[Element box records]
▬▬▬▬▬▬▬▬▬▬
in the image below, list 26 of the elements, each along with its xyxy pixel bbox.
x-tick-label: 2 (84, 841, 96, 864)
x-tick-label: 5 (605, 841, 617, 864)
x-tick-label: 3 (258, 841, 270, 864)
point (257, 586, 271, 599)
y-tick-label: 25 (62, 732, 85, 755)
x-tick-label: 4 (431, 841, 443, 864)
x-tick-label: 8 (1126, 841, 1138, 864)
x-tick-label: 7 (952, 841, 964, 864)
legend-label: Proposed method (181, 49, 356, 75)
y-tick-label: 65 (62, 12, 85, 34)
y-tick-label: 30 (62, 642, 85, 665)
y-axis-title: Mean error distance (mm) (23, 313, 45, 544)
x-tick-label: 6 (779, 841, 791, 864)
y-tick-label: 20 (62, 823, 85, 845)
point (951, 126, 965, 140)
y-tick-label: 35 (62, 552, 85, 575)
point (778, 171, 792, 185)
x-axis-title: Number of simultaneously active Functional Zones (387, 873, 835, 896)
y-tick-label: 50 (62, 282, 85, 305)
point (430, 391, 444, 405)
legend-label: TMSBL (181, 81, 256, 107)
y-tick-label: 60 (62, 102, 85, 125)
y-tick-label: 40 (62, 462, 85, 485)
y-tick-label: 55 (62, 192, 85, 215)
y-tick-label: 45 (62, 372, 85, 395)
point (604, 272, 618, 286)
▬▬▬▬▬▬▬▬▬▬
## PROBLEM TO WORK ON
Please collect every line of the rows above that contains the word "point". Matching is case-sensitive.

## SOLVED EXERCISE
point (257, 586, 271, 599)
point (951, 126, 965, 140)
point (778, 171, 792, 185)
point (430, 391, 444, 405)
point (604, 272, 618, 286)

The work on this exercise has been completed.